→ **Task inputs**:
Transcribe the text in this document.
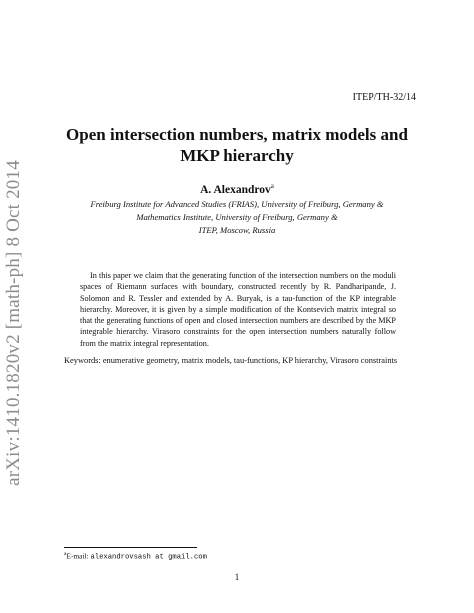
arXiv:1410.1820v2 [math-ph] 8 Oct 2014
ITEP/TH-32/14
Open intersection numbers, matrix models and MKP hierarchy
A. Alexandrov$^a$
Freiburg Institute for Advanced Studies (FRIAS), University of Freiburg, Germany &
Mathematics Institute, University of Freiburg, Germany &
ITEP, Moscow, Russia

In this paper we claim that the generating function of the intersection numbers on the moduli spaces of Riemann surfaces with boundary, constructed recently by R. Pandharipande, J. Solomon and R. Tessler and extended by A. Buryak, is a tau-function of the KP integrable hierarchy. Moreover, it is given by a simple modification of the Kontsevich matrix integral so that the generating functions of open and closed intersection numbers are described by the MKP integrable hierarchy. Virasoro constraints for the open intersection numbers naturally follow from the matrix integral representation.

Keywords: enumerative geometry, matrix models, tau-functions, KP hierarchy, Virasoro constraints

$^a$E-mail: alexandrovsash at gmail.com
1
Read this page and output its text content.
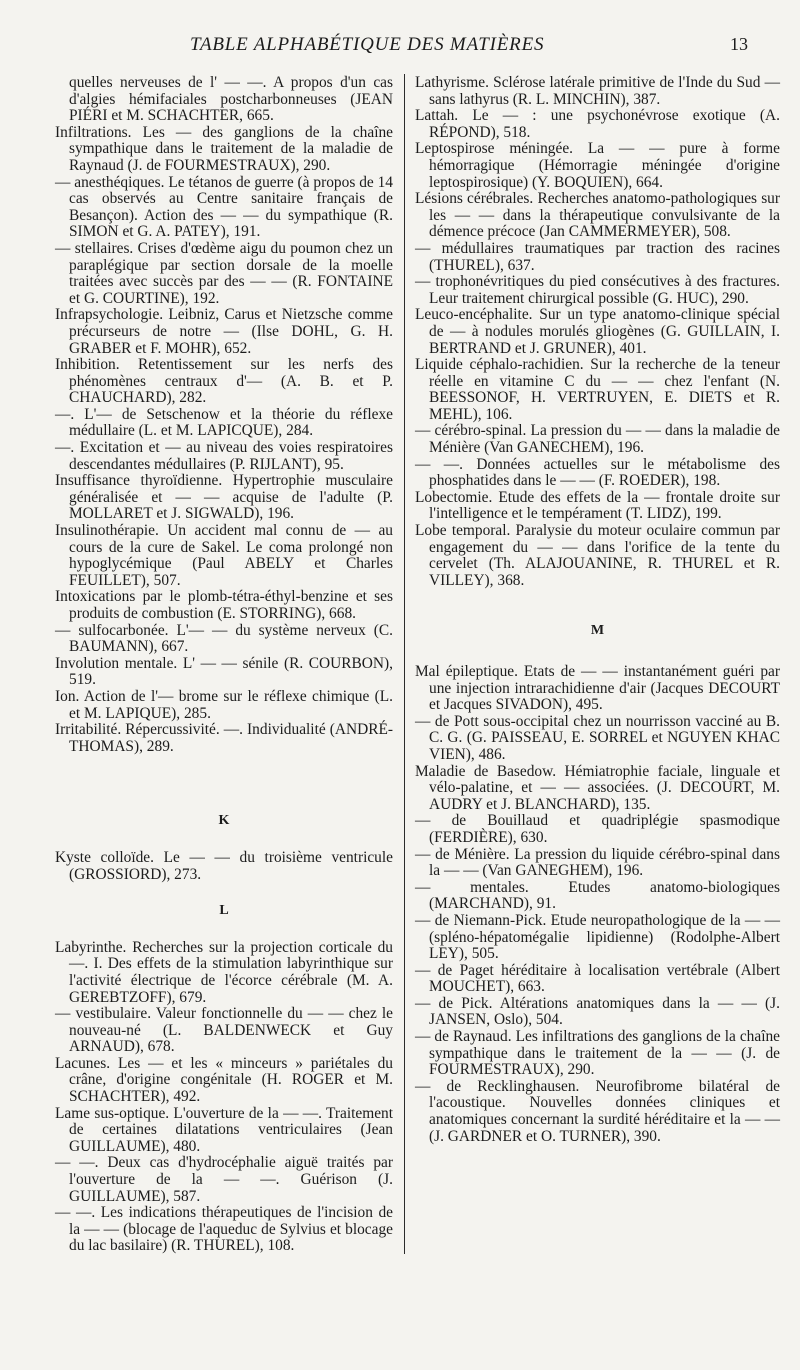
TABLE ALPHABÉTIQUE DES MATIÈRES	13

quelles nerveuses de l' — —. A propos d'un cas d'algies hémifaciales postcharbonneuses (JEAN PIÉRI et M. SCHACHTER, 665.

Infiltrations. Les — des ganglions de la chaîne sympathique dans le traitement de la maladie de Raynaud (J. de FOURMESTRAUX), 290.

— anesthéqiques. Le tétanos de guerre (à propos de 14 cas observés au Centre sanitaire français de Besançon). Action des — — du sympathique (R. SIMON et G. A. PATEY), 191.

— stellaires. Crises d'œdème aigu du poumon chez un paraplégique par section dorsale de la moelle traitées avec succès par des — — (R. FONTAINE et G. COURTINE), 192.

Infrapsychologie. Leibniz, Carus et Nietzsche comme précurseurs de notre — (Ilse DOHL, G. H. GRABER et F. MOHR), 652.

Inhibition. Retentissement sur les nerfs des phénomènes centraux d'— (A. B. et P. CHAUCHARD), 282.

—. L'— de Setschenow et la théorie du réflexe médullaire (L. et M. LAPICQUE), 284.

—. Excitation et — au niveau des voies respiratoires descendantes médullaires (P. RIJLANT), 95.

Insuffisance thyroïdienne. Hypertrophie musculaire généralisée et — — acquise de l'adulte (P. MOLLARET et J. SIGWALD), 196.

Insulinothérapie. Un accident mal connu de — au cours de la cure de Sakel. Le coma prolongé non hypoglycémique (Paul ABELY et Charles FEUILLET), 507.

Intoxications par le plomb-tétra-éthyl-benzine et ses produits de combustion (E. STORRING), 668.

— sulfocarbonée. L'— — du système nerveux (C. BAUMANN), 667.

Involution mentale. L' — — sénile (R. COURBON), 519.

Ion. Action de l'— brome sur le réflexe chimique (L. et M. LAPIQUE), 285.

Irritabilité. Répercussivité. —. Individualité (ANDRÉ-THOMAS), 289.

K

Kyste colloïde. Le — — du troisième ventricule (GROSSIORD), 273.

L

Labyrinthe. Recherches sur la projection corticale du —. I. Des effets de la stimulation labyrinthique sur l'activité électrique de l'écorce cérébrale (M. A. GEREBTZOFF), 679.

— vestibulaire. Valeur fonctionnelle du — — chez le nouveau-né (L. BALDENWECK et Guy ARNAUD), 678.

Lacunes. Les — et les « minceurs » pariétales du crâne, d'origine congénitale (H. ROGER et M. SCHACHTER), 492.

Lame sus-optique. L'ouverture de la — —. Traitement de certaines dilatations ventriculaires (Jean GUILLAUME), 480.

— —. Deux cas d'hydrocéphalie aiguë traités par l'ouverture de la — —. Guérison (J. GUILLAUME), 587.

— —. Les indications thérapeutiques de l'incision de la — — (blocage de l'aqueduc de Sylvius et blocage du lac basilaire) (R. THUREL), 108.

Lathyrisme. Sclérose latérale primitive de l'Inde du Sud — sans lathyrus (R. L. MINCHIN), 387.

Lattah. Le — : une psychonévrose exotique (A. RÉPOND), 518.

Leptospirose méningée. La — — pure à forme hémorragique (Hémorragie méningée d'origine leptospirosique) (Y. BOQUIEN), 664.

Lésions cérébrales. Recherches anatomo-pathologiques sur les — — dans la thérapeutique convulsivante de la démence précoce (Jan CAMMERMEYER), 508.

— médullaires traumatiques par traction des racines (THUREL), 637.

— trophonévritiques du pied consécutives à des fractures. Leur traitement chirurgical possible (G. HUC), 290.

Leuco-encéphalite. Sur un type anatomo-clinique spécial de — à nodules morulés gliogènes (G. GUILLAIN, I. BERTRAND et J. GRUNER), 401.

Liquide céphalo-rachidien. Sur la recherche de la teneur réelle en vitamine C du — — chez l'enfant (N. BEESSONOF, H. VERTRUYEN, E. DIETS et R. MEHL), 106.

— cérébro-spinal. La pression du — — dans la maladie de Ménière (Van GANECHEM), 196.

— —. Données actuelles sur le métabolisme des phosphatides dans le — — (F. ROEDER), 198.

Lobectomie. Etude des effets de la — frontale droite sur l'intelligence et le tempérament (T. LIDZ), 199.

Lobe temporal. Paralysie du moteur oculaire commun par engagement du — — dans l'orifice de la tente du cervelet (Th. ALAJOUANINE, R. THUREL et R. VILLEY), 368.

M

Mal épileptique. Etats de — — instantanément guéri par une injection intrarachidienne d'air (Jacques DECOURT et Jacques SIVADON), 495.

— de Pott sous-occipital chez un nourrisson vacciné au B. C. G. (G. PAISSEAU, E. SORREL et NGUYEN KHAC VIEN), 486.

Maladie de Basedow. Hémiatrophie faciale, linguale et vélo-palatine, et — — associées. (J. DECOURT, M. AUDRY et J. BLANCHARD), 135.

— de Bouillaud et quadriplégie spasmodique (FERDIÈRE), 630.

— de Ménière. La pression du liquide cérébro-spinal dans la — — (Van GANEGHEM), 196.

— mentales. Etudes anatomo-biologiques (MARCHAND), 91.

— de Niemann-Pick. Etude neuropathologique de la — — (spléno-hépatomégalie lipidienne) (Rodolphe-Albert LEY), 505.

— de Paget héréditaire à localisation vertébrale (Albert MOUCHET), 663.

— de Pick. Altérations anatomiques dans la — — (J. JANSEN, Oslo), 504.

— de Raynaud. Les infiltrations des ganglions de la chaîne sympathique dans le traitement de la — — (J. de FOURMESTRAUX), 290.

— de Recklinghausen. Neurofibrome bilatéral de l'acoustique. Nouvelles données cliniques et anatomiques concernant la surdité héréditaire et la — — (J. GARDNER et O. TURNER), 390.
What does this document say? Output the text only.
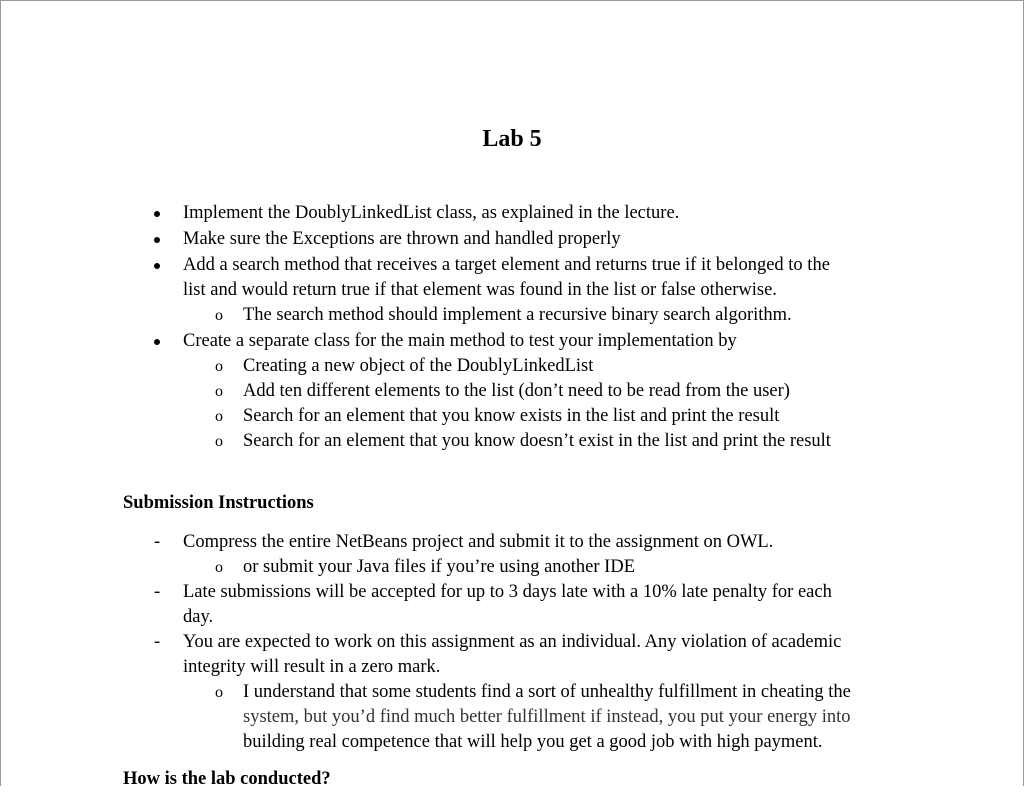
Lab 5
Implement the DoublyLinkedList class, as explained in the lecture.
Make sure the Exceptions are thrown and handled properly
Add a search method that receives a target element and returns true if it belonged to the
list and would return true if that element was found in the list or false otherwise.
o The search method should implement a recursive binary search algorithm.
Create a separate class for the main method to test your implementation by
o Creating a new object of the DoublyLinkedList
o Add ten different elements to the list (don’t need to be read from the user)
o Search for an element that you know exists in the list and print the result
o Search for an element that you know doesn’t exist in the list and print the result
Submission Instructions
- Compress the entire NetBeans project and submit it to the assignment on OWL.
o or submit your Java files if you’re using another IDE
- Late submissions will be accepted for up to 3 days late with a 10% late penalty for each
day.
- You are expected to work on this assignment as an individual. Any violation of academic
integrity will result in a zero mark.
o I understand that some students find a sort of unhealthy fulfillment in cheating the
system, but you’d find much better fulfillment if instead, you put your energy into
building real competence that will help you get a good job with high payment.
How is the lab conducted?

→ **Short exercise**: Excluding the pictures, reproduce every entry exactly as given.

→ **Final result**:
Transcribe the text in this document.
arXiv:1410.1820v2 [math-ph] 8 Oct 2014
ITEP/TH-32/14
Open intersection numbers, matrix models and MKP hierarchy
A. Alexandrov$^a$
Freiburg Institute for Advanced Studies (FRIAS), University of Freiburg, Germany &
Mathematics Institute, University of Freiburg, Germany &
ITEP, Moscow, Russia

In this paper we claim that the generating function of the intersection numbers on the moduli spaces of Riemann surfaces with boundary, constructed recently by R. Pandharipande, J. Solomon and R. Tessler and extended by A. Buryak, is a tau-function of the KP integrable hierarchy. Moreover, it is given by a simple modification of the Kontsevich matrix integral so that the generating functions of open and closed intersection numbers are described by the MKP integrable hierarchy. Virasoro constraints for the open intersection numbers naturally follow from the matrix integral representation.

Keywords: enumerative geometry, matrix models, tau-functions, KP hierarchy, Virasoro constraints

$^a$E-mail: alexandrovsash at gmail.com
1
Read this page and output its text content.
TABLE ALPHABÉTIQUE DES MATIÈRES	13

quelles nerveuses de l' — —. A propos d'un cas d'algies hémifaciales postcharbonneuses (JEAN PIÉRI et M. SCHACHTER, 665.

Infiltrations. Les — des ganglions de la chaîne sympathique dans le traitement de la maladie de Raynaud (J. de FOURMESTRAUX), 290.

— anesthéqiques. Le tétanos de guerre (à propos de 14 cas observés au Centre sanitaire français de Besançon). Action des — — du sympathique (R. SIMON et G. A. PATEY), 191.

— stellaires. Crises d'œdème aigu du poumon chez un paraplégique par section dorsale de la moelle traitées avec succès par des — — (R. FONTAINE et G. COURTINE), 192.

Infrapsychologie. Leibniz, Carus et Nietzsche comme précurseurs de notre — (Ilse DOHL, G. H. GRABER et F. MOHR), 652.

Inhibition. Retentissement sur les nerfs des phénomènes centraux d'— (A. B. et P. CHAUCHARD), 282.

—. L'— de Setschenow et la théorie du réflexe médullaire (L. et M. LAPICQUE), 284.

—. Excitation et — au niveau des voies respiratoires descendantes médullaires (P. RIJLANT), 95.

Insuffisance thyroïdienne. Hypertrophie musculaire généralisée et — — acquise de l'adulte (P. MOLLARET et J. SIGWALD), 196.

Insulinothérapie. Un accident mal connu de — au cours de la cure de Sakel. Le coma prolongé non hypoglycémique (Paul ABELY et Charles FEUILLET), 507.

Intoxications par le plomb-tétra-éthyl-benzine et ses produits de combustion (E. STORRING), 668.

— sulfocarbonée. L'— — du système nerveux (C. BAUMANN), 667.

Involution mentale. L' — — sénile (R. COURBON), 519.

Ion. Action de l'— brome sur le réflexe chimique (L. et M. LAPIQUE), 285.

Irritabilité. Répercussivité. —. Individualité (ANDRÉ-THOMAS), 289.

K

Kyste colloïde. Le — — du troisième ventricule (GROSSIORD), 273.

L

Labyrinthe. Recherches sur la projection corticale du —. I. Des effets de la stimulation labyrinthique sur l'activité électrique de l'écorce cérébrale (M. A. GEREBTZOFF), 679.

— vestibulaire. Valeur fonctionnelle du — — chez le nouveau-né (L. BALDENWECK et Guy ARNAUD), 678.

Lacunes. Les — et les « minceurs » pariétales du crâne, d'origine congénitale (H. ROGER et M. SCHACHTER), 492.

Lame sus-optique. L'ouverture de la — —. Traitement de certaines dilatations ventriculaires (Jean GUILLAUME), 480.

— —. Deux cas d'hydrocéphalie aiguë traités par l'ouverture de la — —. Guérison (J. GUILLAUME), 587.

— —. Les indications thérapeutiques de l'incision de la — — (blocage de l'aqueduc de Sylvius et blocage du lac basilaire) (R. THUREL), 108.

Lathyrisme. Sclérose latérale primitive de l'Inde du Sud — sans lathyrus (R. L. MINCHIN), 387.

Lattah. Le — : une psychonévrose exotique (A. RÉPOND), 518.

Leptospirose méningée. La — — pure à forme hémorragique (Hémorragie méningée d'origine leptospirosique) (Y. BOQUIEN), 664.

Lésions cérébrales. Recherches anatomo-pathologiques sur les — — dans la thérapeutique convulsivante de la démence précoce (Jan CAMMERMEYER), 508.

— médullaires traumatiques par traction des racines (THUREL), 637.

— trophonévritiques du pied consécutives à des fractures. Leur traitement chirurgical possible (G. HUC), 290.

Leuco-encéphalite. Sur un type anatomo-clinique spécial de — à nodules morulés gliogènes (G. GUILLAIN, I. BERTRAND et J. GRUNER), 401.

Liquide céphalo-rachidien. Sur la recherche de la teneur réelle en vitamine C du — — chez l'enfant (N. BEESSONOF, H. VERTRUYEN, E. DIETS et R. MEHL), 106.

— cérébro-spinal. La pression du — — dans la maladie de Ménière (Van GANECHEM), 196.

— —. Données actuelles sur le métabolisme des phosphatides dans le — — (F. ROEDER), 198.

Lobectomie. Etude des effets de la — frontale droite sur l'intelligence et le tempérament (T. LIDZ), 199.

Lobe temporal. Paralysie du moteur oculaire commun par engagement du — — dans l'orifice de la tente du cervelet (Th. ALAJOUANINE, R. THUREL et R. VILLEY), 368.

M

Mal épileptique. Etats de — — instantanément guéri par une injection intrarachidienne d'air (Jacques DECOURT et Jacques SIVADON), 495.

— de Pott sous-occipital chez un nourrisson vacciné au B. C. G. (G. PAISSEAU, E. SORREL et NGUYEN KHAC VIEN), 486.

Maladie de Basedow. Hémiatrophie faciale, linguale et vélo-palatine, et — — associées. (J. DECOURT, M. AUDRY et J. BLANCHARD), 135.

— de Bouillaud et quadriplégie spasmodique (FERDIÈRE), 630.

— de Ménière. La pression du liquide cérébro-spinal dans la — — (Van GANEGHEM), 196.

— mentales. Etudes anatomo-biologiques (MARCHAND), 91.

— de Niemann-Pick. Etude neuropathologique de la — — (spléno-hépatomégalie lipidienne) (Rodolphe-Albert LEY), 505.

— de Paget héréditaire à localisation vertébrale (Albert MOUCHET), 663.

— de Pick. Altérations anatomiques dans la — — (J. JANSEN, Oslo), 504.

— de Raynaud. Les infiltrations des ganglions de la chaîne sympathique dans le traitement de la — — (J. de FOURMESTRAUX), 290.

— de Recklinghausen. Neurofibrome bilatéral de l'acoustique. Nouvelles données cliniques et anatomiques concernant la surdité héréditaire et la — — (J. GARDNER et O. TURNER), 390.
What does this document say? Output the text only.
Lab 5
Implement the DoublyLinkedList class, as explained in the lecture.
Make sure the Exceptions are thrown and handled properly
Add a search method that receives a target element and returns true if it belonged to the
list and would return true if that element was found in the list or false otherwise.
o The search method should implement a recursive binary search algorithm.
Create a separate class for the main method to test your implementation by
o Creating a new object of the DoublyLinkedList
o Add ten different elements to the list (don’t need to be read from the user)
o Search for an element that you know exists in the list and print the result
o Search for an element that you know doesn’t exist in the list and print the result
Submission Instructions
- Compress the entire NetBeans project and submit it to the assignment on OWL.
o or submit your Java files if you’re using another IDE
- Late submissions will be accepted for up to 3 days late with a 10% late penalty for each
day.
- You are expected to work on this assignment as an individual. Any violation of academic
integrity will result in a zero mark.
o I understand that some students find a sort of unhealthy fulfillment in cheating the
system, but you’d find much better fulfillment if instead, you put your energy into
building real competence that will help you get a good job with high payment.
How is the lab conducted?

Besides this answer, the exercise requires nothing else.